> [Task prompt]: Below are some entries. Copy each line that holds the string "frequency".

> [Excerpted records]:
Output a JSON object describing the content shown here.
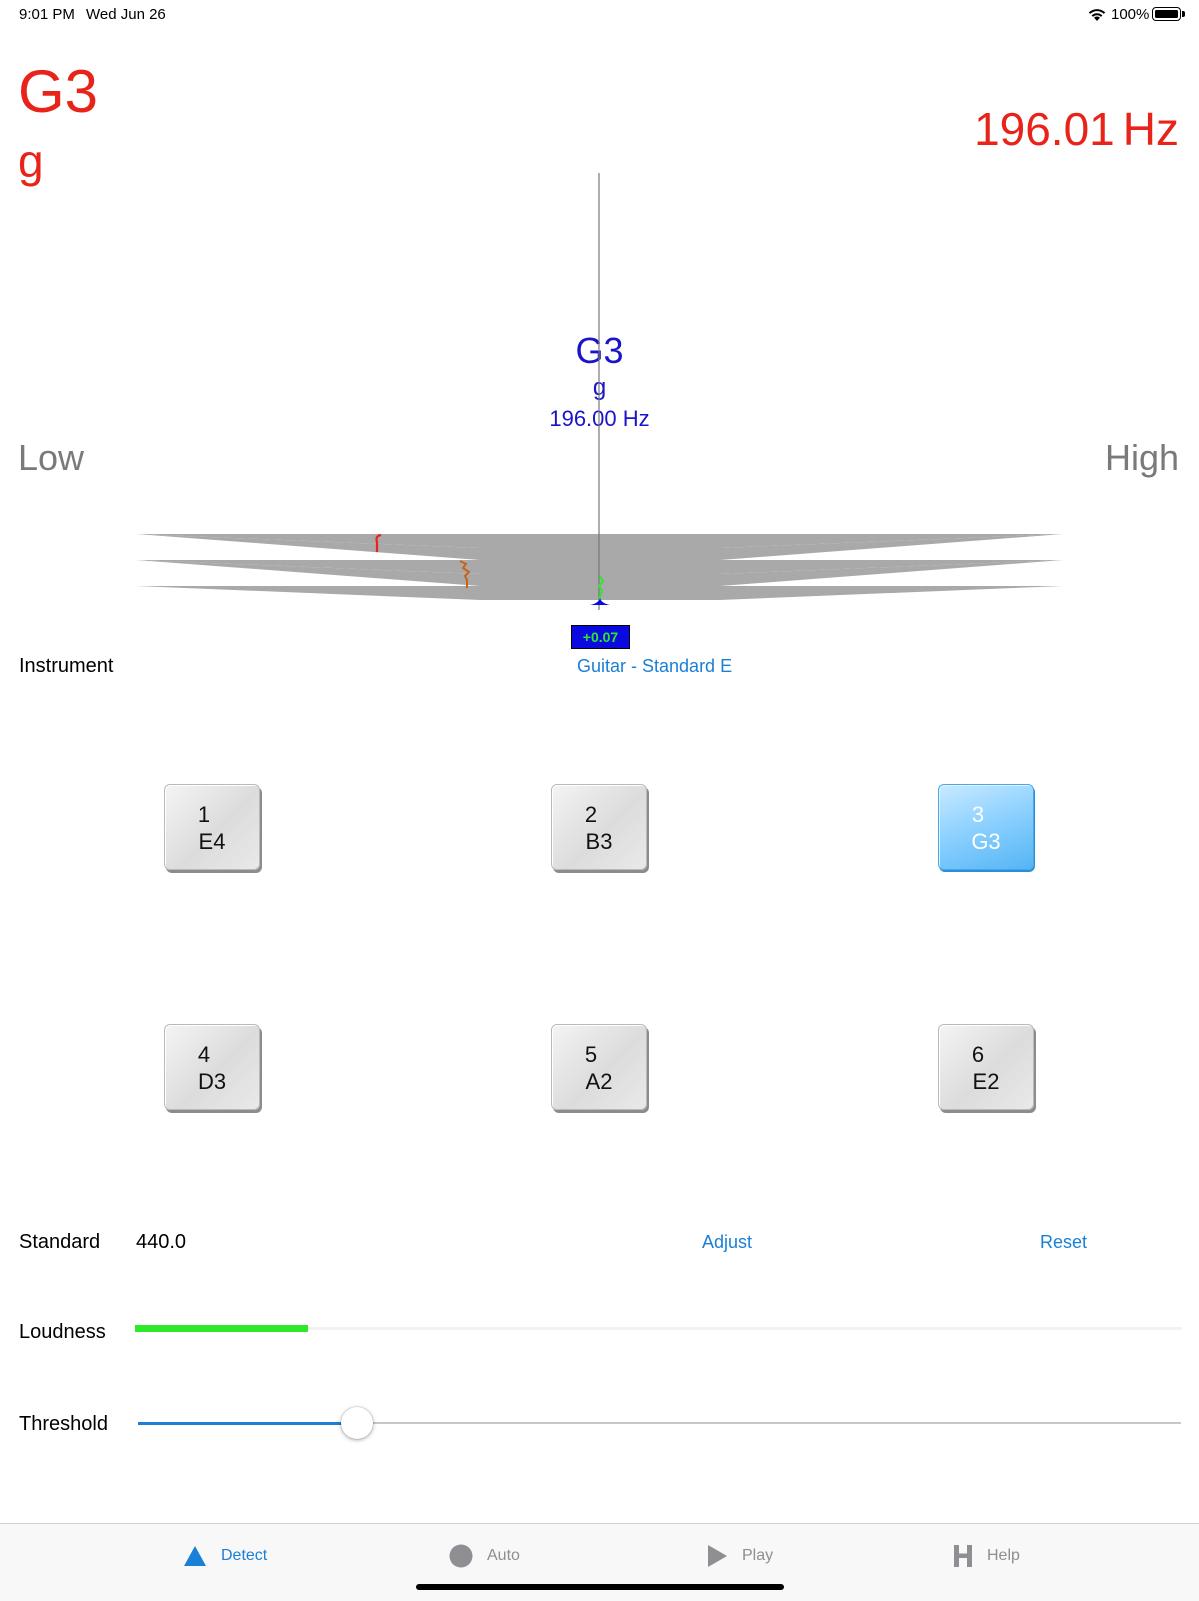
{
  "status_bar": {
    "time": "9:01 PM",
    "date": "Wed Jun 26",
    "battery": "100%"
  },
  "detected": {
    "note": "G3",
    "solfege": "g",
    "frequency": "196.01",
    "unit": "Hz"
  },
  "target": {
    "note": "G3",
    "solfege": "g",
    "frequency": "196.00 Hz"
  },
  "meter": {
    "low_label": "Low",
    "high_label": "High",
    "deviation": "+0.07"
  },
  "instrument": {
    "label": "Instrument",
    "value": "Guitar - Standard E"
  },
  "strings": [
    {
      "number": "1",
      "note": "E4",
      "active": false
    },
    {
      "number": "2",
      "note": "B3",
      "active": false
    },
    {
      "number": "3",
      "note": "G3",
      "active": true
    },
    {
      "number": "4",
      "note": "D3",
      "active": false
    },
    {
      "number": "5",
      "note": "A2",
      "active": false
    },
    {
      "number": "6",
      "note": "E2",
      "active": false
    }
  ],
  "standard": {
    "label": "Standard",
    "value": "440.0",
    "adjust": "Adjust",
    "reset": "Reset"
  },
  "loudness": {
    "label": "Loudness",
    "level": 0.165
  },
  "threshold": {
    "label": "Threshold",
    "level": 0.21
  },
  "tabs": [
    {
      "label": "Detect",
      "icon": "triangle-icon",
      "active": true
    },
    {
      "label": "Auto",
      "icon": "circle-icon",
      "active": false
    },
    {
      "label": "Play",
      "icon": "play-icon",
      "active": false
    },
    {
      "label": "Help",
      "icon": "h-icon",
      "active": false
    }
  ],
  "colors": {
    "detected": "#e8241a",
    "target": "#1a14c8",
    "accent": "#1a7fd6",
    "loudness": "#2ee82a",
    "deviation_box": "#0a0ae0",
    "meter": "#a9a9a9"
  }
}
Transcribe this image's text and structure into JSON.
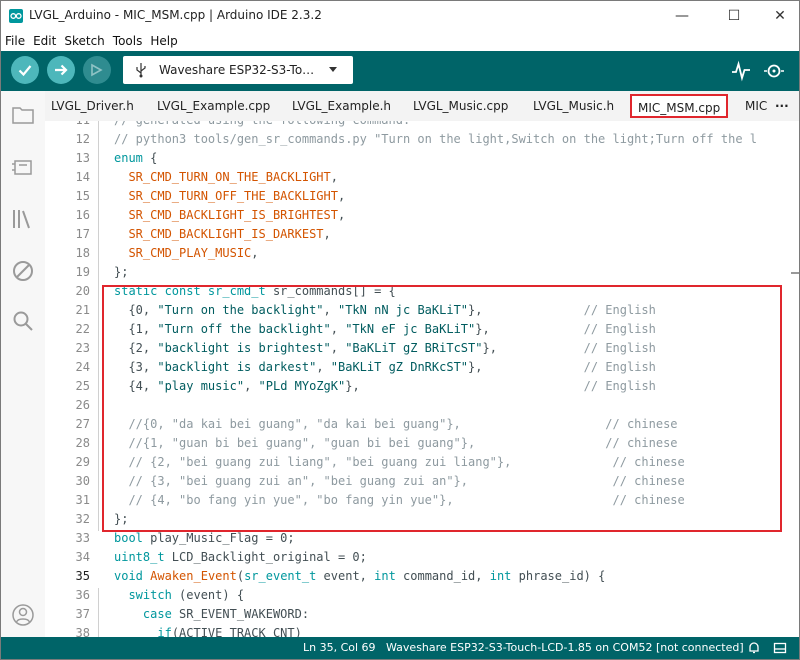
{
  "window": {
    "title": "LVGL_Arduino - MIC_MSM.cpp | Arduino IDE 2.3.2",
    "minimize": "—",
    "maximize": "☐",
    "close": "✕"
  },
  "menu": [
    "File",
    "Edit",
    "Sketch",
    "Tools",
    "Help"
  ],
  "toolbar": {
    "board": "Waveshare ESP32-S3-To…",
    "verify_icon": "check-icon",
    "upload_icon": "arrow-right-icon",
    "debug_icon": "debug-icon",
    "serial_plotter_icon": "pulse-icon",
    "serial_monitor_icon": "magnifier-icon"
  },
  "tabs": [
    "LVGL_Driver.h",
    "LVGL_Example.cpp",
    "LVGL_Example.h",
    "LVGL_Music.cpp",
    "LVGL_Music.h",
    "MIC_MSM.cpp",
    "MIC"
  ],
  "active_tab": "MIC_MSM.cpp",
  "tabs_more": "···",
  "sidebar": [
    "folder-icon",
    "boards-icon",
    "library-icon",
    "debug-disabled-icon",
    "search-icon",
    "account-icon"
  ],
  "code": [
    {
      "n": "11",
      "segs": [
        [
          "cm",
          "// generated using the following command:"
        ]
      ]
    },
    {
      "n": "12",
      "segs": [
        [
          "cm",
          "// python3 tools/gen_sr_commands.py \"Turn on the light,Switch on the light;Turn off the l"
        ]
      ]
    },
    {
      "n": "13",
      "segs": [
        [
          "kw",
          "enum"
        ],
        [
          "",
          " {"
        ]
      ]
    },
    {
      "n": "14",
      "segs": [
        [
          "",
          "  "
        ],
        [
          "mc",
          "SR_CMD_TURN_ON_THE_BACKLIGHT"
        ],
        [
          "",
          ","
        ]
      ]
    },
    {
      "n": "15",
      "segs": [
        [
          "",
          "  "
        ],
        [
          "mc",
          "SR_CMD_TURN_OFF_THE_BACKLIGHT"
        ],
        [
          "",
          ","
        ]
      ]
    },
    {
      "n": "16",
      "segs": [
        [
          "",
          "  "
        ],
        [
          "mc",
          "SR_CMD_BACKLIGHT_IS_BRIGHTEST"
        ],
        [
          "",
          ","
        ]
      ]
    },
    {
      "n": "17",
      "segs": [
        [
          "",
          "  "
        ],
        [
          "mc",
          "SR_CMD_BACKLIGHT_IS_DARKEST"
        ],
        [
          "",
          ","
        ]
      ]
    },
    {
      "n": "18",
      "segs": [
        [
          "",
          "  "
        ],
        [
          "mc",
          "SR_CMD_PLAY_MUSIC"
        ],
        [
          "",
          ","
        ]
      ]
    },
    {
      "n": "19",
      "segs": [
        [
          "",
          "};"
        ]
      ]
    },
    {
      "n": "20",
      "segs": [
        [
          "kw",
          "static const sr_cmd_t"
        ],
        [
          "",
          " sr_commands[] = {"
        ]
      ]
    },
    {
      "n": "21",
      "segs": [
        [
          "",
          "  {0, "
        ],
        [
          "str",
          "\"Turn on the backlight\""
        ],
        [
          "",
          ", "
        ],
        [
          "str",
          "\"TkN nN jc BaKLiT\""
        ],
        [
          "",
          "},              "
        ],
        [
          "cm",
          "// English"
        ]
      ]
    },
    {
      "n": "22",
      "segs": [
        [
          "",
          "  {1, "
        ],
        [
          "str",
          "\"Turn off the backlight\""
        ],
        [
          "",
          ", "
        ],
        [
          "str",
          "\"TkN eF jc BaKLiT\""
        ],
        [
          "",
          "},             "
        ],
        [
          "cm",
          "// English"
        ]
      ]
    },
    {
      "n": "23",
      "segs": [
        [
          "",
          "  {2, "
        ],
        [
          "str",
          "\"backlight is brightest\""
        ],
        [
          "",
          ", "
        ],
        [
          "str",
          "\"BaKLiT gZ BRiTcST\""
        ],
        [
          "",
          "},            "
        ],
        [
          "cm",
          "// English"
        ]
      ]
    },
    {
      "n": "24",
      "segs": [
        [
          "",
          "  {3, "
        ],
        [
          "str",
          "\"backlight is darkest\""
        ],
        [
          "",
          ", "
        ],
        [
          "str",
          "\"BaKLiT gZ DnRKcST\""
        ],
        [
          "",
          "},              "
        ],
        [
          "cm",
          "// English"
        ]
      ]
    },
    {
      "n": "25",
      "segs": [
        [
          "",
          "  {4, "
        ],
        [
          "str",
          "\"play music\""
        ],
        [
          "",
          ", "
        ],
        [
          "str",
          "\"PLd MYoZgK\""
        ],
        [
          "",
          "},                               "
        ],
        [
          "cm",
          "// English"
        ]
      ]
    },
    {
      "n": "26",
      "segs": [
        [
          "",
          ""
        ]
      ]
    },
    {
      "n": "27",
      "segs": [
        [
          "cm",
          "  //{0, \"da kai bei guang\", \"da kai bei guang\"},                    // chinese"
        ]
      ]
    },
    {
      "n": "28",
      "segs": [
        [
          "cm",
          "  //{1, \"guan bi bei guang\", \"guan bi bei guang\"},                  // chinese"
        ]
      ]
    },
    {
      "n": "29",
      "segs": [
        [
          "cm",
          "  // {2, \"bei guang zui liang\", \"bei guang zui liang\"},              // chinese"
        ]
      ]
    },
    {
      "n": "30",
      "segs": [
        [
          "cm",
          "  // {3, \"bei guang zui an\", \"bei guang zui an\"},                    // chinese"
        ]
      ]
    },
    {
      "n": "31",
      "segs": [
        [
          "cm",
          "  // {4, \"bo fang yin yue\", \"bo fang yin yue\"},                      // chinese"
        ]
      ]
    },
    {
      "n": "32",
      "segs": [
        [
          "",
          "};"
        ]
      ]
    },
    {
      "n": "33",
      "segs": [
        [
          "kw",
          "bool"
        ],
        [
          "",
          " play_Music_Flag = 0;"
        ]
      ]
    },
    {
      "n": "34",
      "segs": [
        [
          "kw",
          "uint8_t"
        ],
        [
          "",
          " LCD_Backlight_original = 0;"
        ]
      ]
    },
    {
      "n": "35",
      "segs": [
        [
          "kw",
          "void"
        ],
        [
          "",
          " "
        ],
        [
          "fn",
          "Awaken_Event"
        ],
        [
          "",
          "("
        ],
        [
          "kw",
          "sr_event_t"
        ],
        [
          "",
          " event, "
        ],
        [
          "kw",
          "int"
        ],
        [
          "",
          " command_id, "
        ],
        [
          "kw",
          "int"
        ],
        [
          "",
          " phrase_id) {"
        ]
      ]
    },
    {
      "n": "36",
      "segs": [
        [
          "",
          "  "
        ],
        [
          "kw",
          "switch"
        ],
        [
          "",
          " (event) {"
        ]
      ]
    },
    {
      "n": "37",
      "segs": [
        [
          "",
          "    "
        ],
        [
          "kw",
          "case"
        ],
        [
          "",
          " SR_EVENT_WAKEWORD:"
        ]
      ]
    },
    {
      "n": "38",
      "segs": [
        [
          "",
          "      "
        ],
        [
          "kw",
          "if"
        ],
        [
          "",
          "(ACTIVE_TRACK_CNT)"
        ]
      ]
    }
  ],
  "status": {
    "position": "Ln 35, Col 69",
    "board": "Waveshare ESP32-S3-Touch-LCD-1.85 on COM52 [not connected]",
    "notifications_icon": "bell-icon",
    "output_icon": "output-panel-icon"
  },
  "colors": {
    "toolbar": "#006468",
    "button": "#4db7bb",
    "highlight_box": "#e0262d",
    "keyword": "#00979d",
    "macro": "#d35400",
    "comment": "#8e9aa0"
  }
}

> [Task result]:
    "frequency": "196.01",
    "frequency": "196.00 Hz"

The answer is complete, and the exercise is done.